Repeat each entry word for word. Leave any images out of the copy.

### Information provided

───

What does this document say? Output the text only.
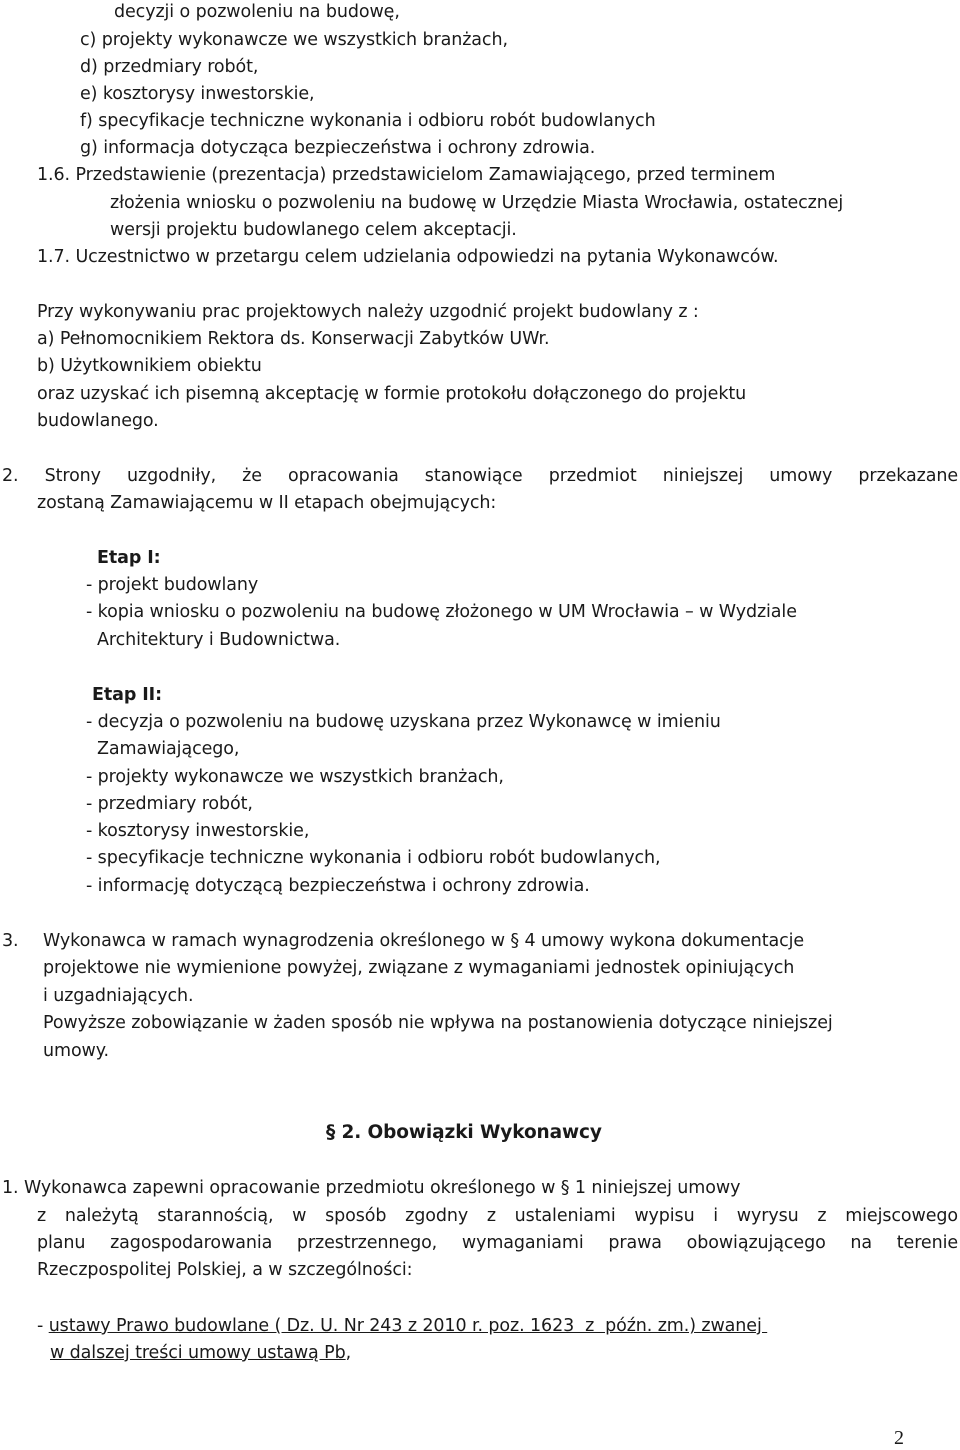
decyzji o pozwoleniu na budowę,
c) projekty wykonawcze we wszystkich branżach,
d) przedmiary robót,
e) kosztorysy inwestorskie,
f) specyfikacje techniczne wykonania i odbioru robót budowlanych
g) informacja dotycząca bezpieczeństwa i ochrony zdrowia.
1.6. Przedstawienie (prezentacja) przedstawicielom Zamawiającego, przed terminem
złożenia wniosku o pozwoleniu na budowę w Urzędzie Miasta Wrocławia, ostatecznej
wersji projektu budowlanego celem akceptacji.
1.7. Uczestnictwo w przetargu celem udzielania odpowiedzi na pytania Wykonawców.
Przy wykonywaniu prac projektowych należy uzgodnić projekt budowlany z :
a) Pełnomocnikiem Rektora ds. Konserwacji Zabytków UWr.
b) Użytkownikiem obiektu
oraz uzyskać ich pisemną akceptację w formie protokołu dołączonego do projektu
budowlanego.
2. Strony uzgodniły, że opracowania stanowiące przedmiot niniejszej umowy przekazane
zostaną Zamawiającemu w II etapach obejmujących:
Etap I:
- projekt budowlany
- kopia wniosku o pozwoleniu na budowę złożonego w UM Wrocławia – w Wydziale
Architektury i Budownictwa.
Etap II:
- decyzja o pozwoleniu na budowę uzyskana przez Wykonawcę w imieniu
Zamawiającego,
- projekty wykonawcze we wszystkich branżach,
- przedmiary robót,
- kosztorysy inwestorskie,
- specyfikacje techniczne wykonania i odbioru robót budowlanych,
- informację dotyczącą bezpieczeństwa i ochrony zdrowia.
3. Wykonawca w ramach wynagrodzenia określonego w § 4 umowy wykona dokumentacje
projektowe nie wymienione powyżej, związane z wymaganiami jednostek opiniujących
i uzgadniających.
Powyższe zobowiązanie w żaden sposób nie wpływa na postanowienia dotyczące niniejszej
umowy.
§ 2. Obowiązki Wykonawcy
1. Wykonawca zapewni opracowanie przedmiotu określonego w § 1 niniejszej umowy
z należytą starannością, w sposób zgodny z ustaleniami wypisu i wyrysu z miejscowego
planu zagospodarowania przestrzennego, wymaganiami prawa obowiązującego na terenie
Rzeczpospolitej Polskiej, a w szczególności:
- ustawy Prawo budowlane ( Dz. U. Nr 243 z 2010 r. poz. 1623  z  późn. zm.) zwanej
w dalszej treści umowy ustawą Pb,
2
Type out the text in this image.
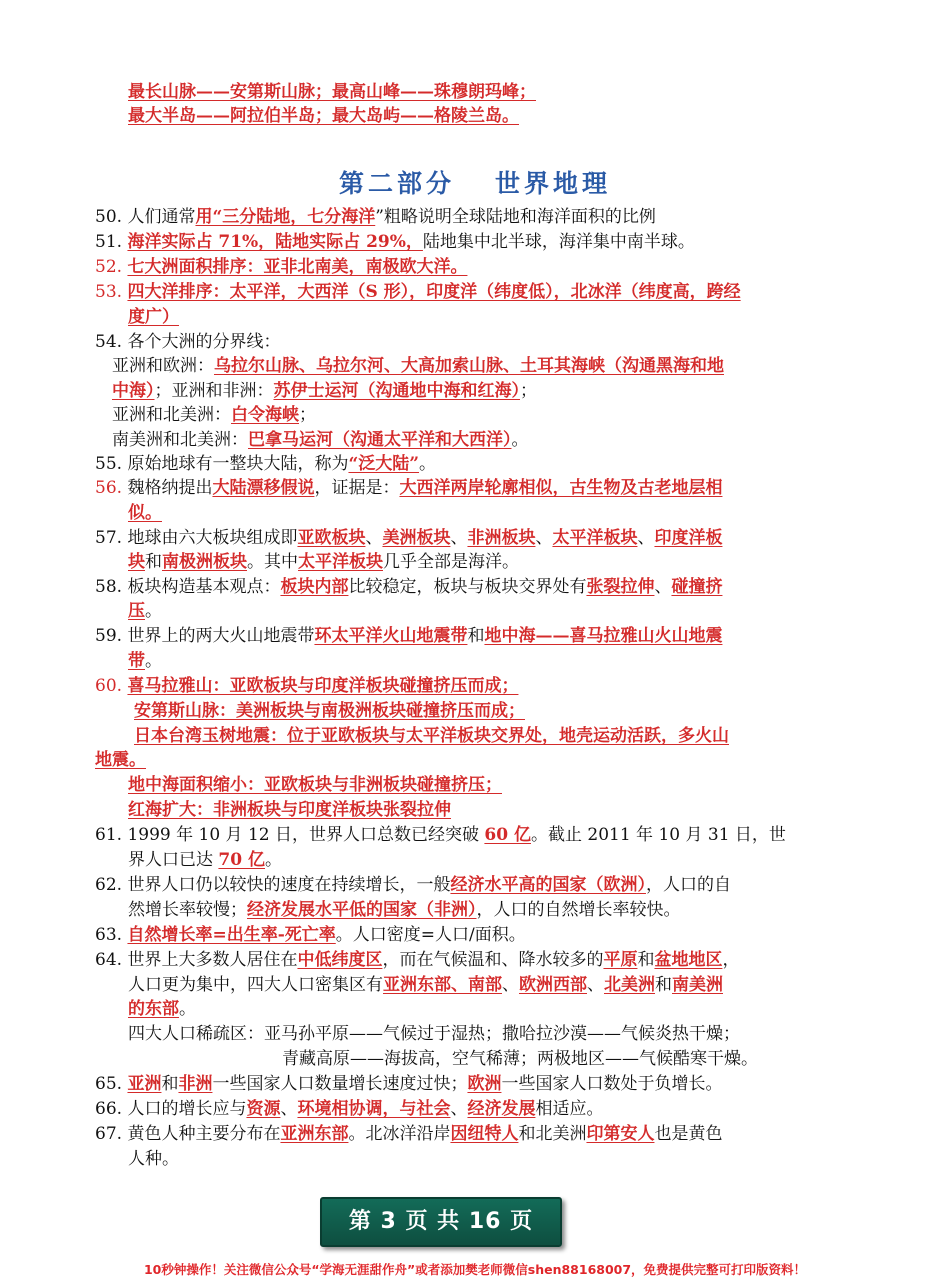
最长山脉——安第斯山脉；最高山峰——珠穆朗玛峰；
最大半岛——阿拉伯半岛；最大岛屿——格陵兰岛。
第二部分 世界地理
50. 人们通常用“三分陆地，七分海洋”粗略说明全球陆地和海洋面积的比例
51. 海洋实际占 71%，陆地实际占 29%，陆地集中北半球，海洋集中南半球。
52. 七大洲面积排序：亚非北南美，南极欧大洋。
53. 四大洋排序：太平洋，大西洋（S 形），印度洋（纬度低），北冰洋（纬度高，跨经
度广）
54. 各个大洲的分界线：
亚洲和欧洲：乌拉尔山脉、乌拉尔河、大高加索山脉、土耳其海峡（沟通黑海和地
中海）；亚洲和非洲：苏伊士运河（沟通地中海和红海）；
亚洲和北美洲：白令海峡；
南美洲和北美洲：巴拿马运河（沟通太平洋和大西洋）。
55. 原始地球有一整块大陆，称为“泛大陆”。
56. 魏格纳提出大陆漂移假说，证据是：大西洋两岸轮廓相似，古生物及古老地层相
似。
57. 地球由六大板块组成即亚欧板块、美洲板块、非洲板块、太平洋板块、印度洋板
块和南极洲板块。其中太平洋板块几乎全部是海洋。
58. 板块构造基本观点：板块内部比较稳定，板块与板块交界处有张裂拉伸、碰撞挤
压。
59. 世界上的两大火山地震带环太平洋火山地震带和地中海——喜马拉雅山火山地震
带。
60. 喜马拉雅山：亚欧板块与印度洋板块碰撞挤压而成；
安第斯山脉：美洲板块与南极洲板块碰撞挤压而成；
日本台湾玉树地震：位于亚欧板块与太平洋板块交界处，地壳运动活跃，多火山
地震。
地中海面积缩小：亚欧板块与非洲板块碰撞挤压；
红海扩大：非洲板块与印度洋板块张裂拉伸
61. 1999 年 10 月 12 日，世界人口总数已经突破 60 亿。截止 2011 年 10 月 31 日，世
界人口已达 70 亿。
62. 世界人口仍以较快的速度在持续增长，一般经济水平高的国家（欧洲），人口的自
然增长率较慢；经济发展水平低的国家（非洲），人口的自然增长率较快。
63. 自然增长率=出生率-死亡率。人口密度=人口/面积。
64. 世界上大多数人居住在中低纬度区，而在气候温和、降水较多的平原和盆地地区，
人口更为集中，四大人口密集区有亚洲东部、南部、欧洲西部、北美洲和南美洲
的东部。
四大人口稀疏区：亚马孙平原——气候过于湿热；撒哈拉沙漠——气候炎热干燥；
青藏高原——海拔高，空气稀薄；两极地区——气候酷寒干燥。
65. 亚洲和非洲一些国家人口数量增长速度过快；欧洲一些国家人口数处于负增长。
66. 人口的增长应与资源、环境相协调，与社会、经济发展相适应。
67. 黄色人种主要分布在亚洲东部。北冰洋沿岸因纽特人和北美洲印第安人也是黄色
人种。
第 3 页 共 16 页
10秒钟操作！关注微信公众号“学海无涯甜作舟”或者添加樊老师微信shen88168007，免费提供完整可打印版资料！
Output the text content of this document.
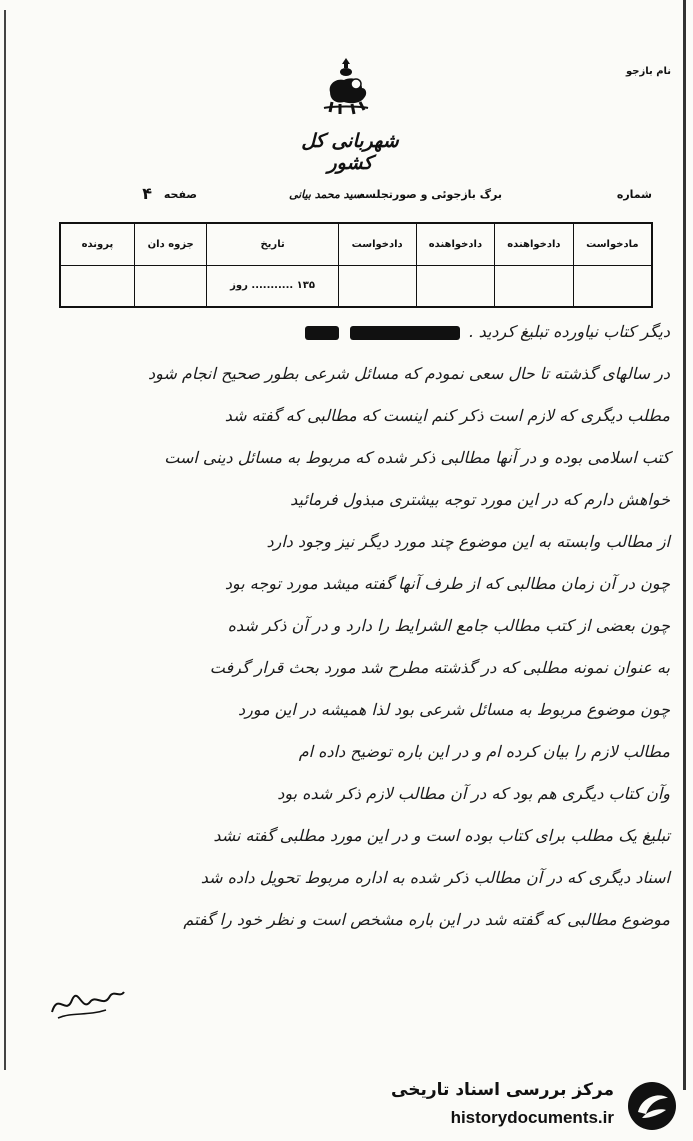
نام بازجو
شهربانی کل کشور
شماره
برگ بازجوئی و صورتجلسه
سید محمد بیانی
صفحه
۴
پرونده	جزوه دان	تاریخ	دادخواست	دادخواهنده	دادخواهنده	مادخواست
		۱۳۵ ........... روز				
دیگر کتاب نیاورده تبلیغ کردید .
در سالهای گذشته تا حال سعی نمودم که مسائل شرعی بطور صحیح انجام شود
مطلب دیگری که لازم است ذکر کنم اینست که مطالبی که گفته شد
کتب اسلامی بوده و در آنها مطالبی ذکر شده که مربوط به مسائل دینی است
خواهش دارم که در این مورد توجه بیشتری مبذول فرمائید
از مطالب وابسته به این موضوع چند مورد دیگر نیز وجود دارد
چون در آن زمان مطالبی که از طرف آنها گفته میشد مورد توجه بود
چون بعضی از کتب مطالب جامع الشرایط را دارد و در آن ذکر شده
به عنوان نمونه مطلبی که در گذشته مطرح شد مورد بحث قرار گرفت
چون موضوع مربوط به مسائل شرعی بود لذا همیشه در این مورد
مطالب لازم را بیان کرده ام و در این باره توضیح داده ام
وآن کتاب دیگری هم بود که در آن مطالب لازم ذکر شده بود
تبلیغ یک مطلب برای کتاب بوده است و در این مورد مطلبی گفته نشد
اسناد دیگری که در آن مطالب ذکر شده به اداره مربوط تحویل داده شد
موضوع مطالبی که گفته شد در این باره مشخص است و نظر خود را گفتم
مرکز بررسی اسناد تاریخی
historydocuments.ir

───

### Solution to the exercise
What does this document say? Output the text only.
decyzji o pozwoleniu na budowę,
c) projekty wykonawcze we wszystkich branżach,
d) przedmiary robót,
e) kosztorysy inwestorskie,
f) specyfikacje techniczne wykonania i odbioru robót budowlanych
g) informacja dotycząca bezpieczeństwa i ochrony zdrowia.
1.6. Przedstawienie (prezentacja) przedstawicielom Zamawiającego, przed terminem
złożenia wniosku o pozwoleniu na budowę w Urzędzie Miasta Wrocławia, ostatecznej
wersji projektu budowlanego celem akceptacji.
1.7. Uczestnictwo w przetargu celem udzielania odpowiedzi na pytania Wykonawców.
Przy wykonywaniu prac projektowych należy uzgodnić projekt budowlany z :
a) Pełnomocnikiem Rektora ds. Konserwacji Zabytków UWr.
b) Użytkownikiem obiektu
oraz uzyskać ich pisemną akceptację w formie protokołu dołączonego do projektu
budowlanego.
2. Strony uzgodniły, że opracowania stanowiące przedmiot niniejszej umowy przekazane
zostaną Zamawiającemu w II etapach obejmujących:
Etap I:
- projekt budowlany
- kopia wniosku o pozwoleniu na budowę złożonego w UM Wrocławia – w Wydziale
Architektury i Budownictwa.
Etap II:
- decyzja o pozwoleniu na budowę uzyskana przez Wykonawcę w imieniu
Zamawiającego,
- projekty wykonawcze we wszystkich branżach,
- przedmiary robót,
- kosztorysy inwestorskie,
- specyfikacje techniczne wykonania i odbioru robót budowlanych,
- informację dotyczącą bezpieczeństwa i ochrony zdrowia.
3. Wykonawca w ramach wynagrodzenia określonego w § 4 umowy wykona dokumentacje
projektowe nie wymienione powyżej, związane z wymaganiami jednostek opiniujących
i uzgadniających.
Powyższe zobowiązanie w żaden sposób nie wpływa na postanowienia dotyczące niniejszej
umowy.
§ 2. Obowiązki Wykonawcy
1. Wykonawca zapewni opracowanie przedmiotu określonego w § 1 niniejszej umowy
z należytą starannością, w sposób zgodny z ustaleniami wypisu i wyrysu z miejscowego
planu zagospodarowania przestrzennego, wymaganiami prawa obowiązującego na terenie
Rzeczpospolitej Polskiej, a w szczególności:
- ustawy Prawo budowlane ( Dz. U. Nr 243 z 2010 r. poz. 1623  z  późn. zm.) zwanej
w dalszej treści umowy ustawą Pb,
2
Type out the text in this image.
最长山脉——安第斯山脉；最高山峰——珠穆朗玛峰；
最大半岛——阿拉伯半岛；最大岛屿——格陵兰岛。
第二部分 世界地理
50. 人们通常用“三分陆地，七分海洋”粗略说明全球陆地和海洋面积的比例
51. 海洋实际占 71%，陆地实际占 29%，陆地集中北半球，海洋集中南半球。
52. 七大洲面积排序：亚非北南美，南极欧大洋。
53. 四大洋排序：太平洋，大西洋（S 形），印度洋（纬度低），北冰洋（纬度高，跨经
度广）
54. 各个大洲的分界线：
亚洲和欧洲：乌拉尔山脉、乌拉尔河、大高加索山脉、土耳其海峡（沟通黑海和地
中海）；亚洲和非洲：苏伊士运河（沟通地中海和红海）；
亚洲和北美洲：白令海峡；
南美洲和北美洲：巴拿马运河（沟通太平洋和大西洋）。
55. 原始地球有一整块大陆，称为“泛大陆”。
56. 魏格纳提出大陆漂移假说，证据是：大西洋两岸轮廓相似，古生物及古老地层相
似。
57. 地球由六大板块组成即亚欧板块、美洲板块、非洲板块、太平洋板块、印度洋板
块和南极洲板块。其中太平洋板块几乎全部是海洋。
58. 板块构造基本观点：板块内部比较稳定，板块与板块交界处有张裂拉伸、碰撞挤
压。
59. 世界上的两大火山地震带环太平洋火山地震带和地中海——喜马拉雅山火山地震
带。
60. 喜马拉雅山：亚欧板块与印度洋板块碰撞挤压而成；
安第斯山脉：美洲板块与南极洲板块碰撞挤压而成；
日本台湾玉树地震：位于亚欧板块与太平洋板块交界处，地壳运动活跃，多火山
地震。
地中海面积缩小：亚欧板块与非洲板块碰撞挤压；
红海扩大：非洲板块与印度洋板块张裂拉伸
61. 1999 年 10 月 12 日，世界人口总数已经突破 60 亿。截止 2011 年 10 月 31 日，世
界人口已达 70 亿。
62. 世界人口仍以较快的速度在持续增长，一般经济水平高的国家（欧洲），人口的自
然增长率较慢；经济发展水平低的国家（非洲），人口的自然增长率较快。
63. 自然增长率=出生率-死亡率。人口密度=人口/面积。
64. 世界上大多数人居住在中低纬度区，而在气候温和、降水较多的平原和盆地地区，
人口更为集中，四大人口密集区有亚洲东部、南部、欧洲西部、北美洲和南美洲
的东部。
四大人口稀疏区：亚马孙平原——气候过于湿热；撒哈拉沙漠——气候炎热干燥；
青藏高原——海拔高，空气稀薄；两极地区——气候酷寒干燥。
65. 亚洲和非洲一些国家人口数量增长速度过快；欧洲一些国家人口数处于负增长。
66. 人口的增长应与资源、环境相协调，与社会、经济发展相适应。
67. 黄色人种主要分布在亚洲东部。北冰洋沿岸因纽特人和北美洲印第安人也是黄色
人种。
第 3 页 共 16 页
10秒钟操作！关注微信公众号“学海无涯甜作舟”或者添加樊老师微信shen88168007，免费提供完整可打印版资料！
Output the text content of this document.
نام بازجو
شهربانی کل کشور
شماره
برگ بازجوئی و صورتجلسه
سید محمد بیانی
صفحه
۴
پرونده	جزوه دان	تاریخ	دادخواست	دادخواهنده	دادخواهنده	مادخواست
		۱۳۵ ........... روز				
دیگر کتاب نیاورده تبلیغ کردید .
در سالهای گذشته تا حال سعی نمودم که مسائل شرعی بطور صحیح انجام شود
مطلب دیگری که لازم است ذکر کنم اینست که مطالبی که گفته شد
کتب اسلامی بوده و در آنها مطالبی ذکر شده که مربوط به مسائل دینی است
خواهش دارم که در این مورد توجه بیشتری مبذول فرمائید
از مطالب وابسته به این موضوع چند مورد دیگر نیز وجود دارد
چون در آن زمان مطالبی که از طرف آنها گفته میشد مورد توجه بود
چون بعضی از کتب مطالب جامع الشرایط را دارد و در آن ذکر شده
به عنوان نمونه مطلبی که در گذشته مطرح شد مورد بحث قرار گرفت
چون موضوع مربوط به مسائل شرعی بود لذا همیشه در این مورد
مطالب لازم را بیان کرده ام و در این باره توضیح داده ام
وآن کتاب دیگری هم بود که در آن مطالب لازم ذکر شده بود
تبلیغ یک مطلب برای کتاب بوده است و در این مورد مطلبی گفته نشد
اسناد دیگری که در آن مطالب ذکر شده به اداره مربوط تحویل داده شد
موضوع مطالبی که گفته شد در این باره مشخص است و نظر خود را گفتم
مرکز بررسی اسناد تاریخی
historydocuments.ir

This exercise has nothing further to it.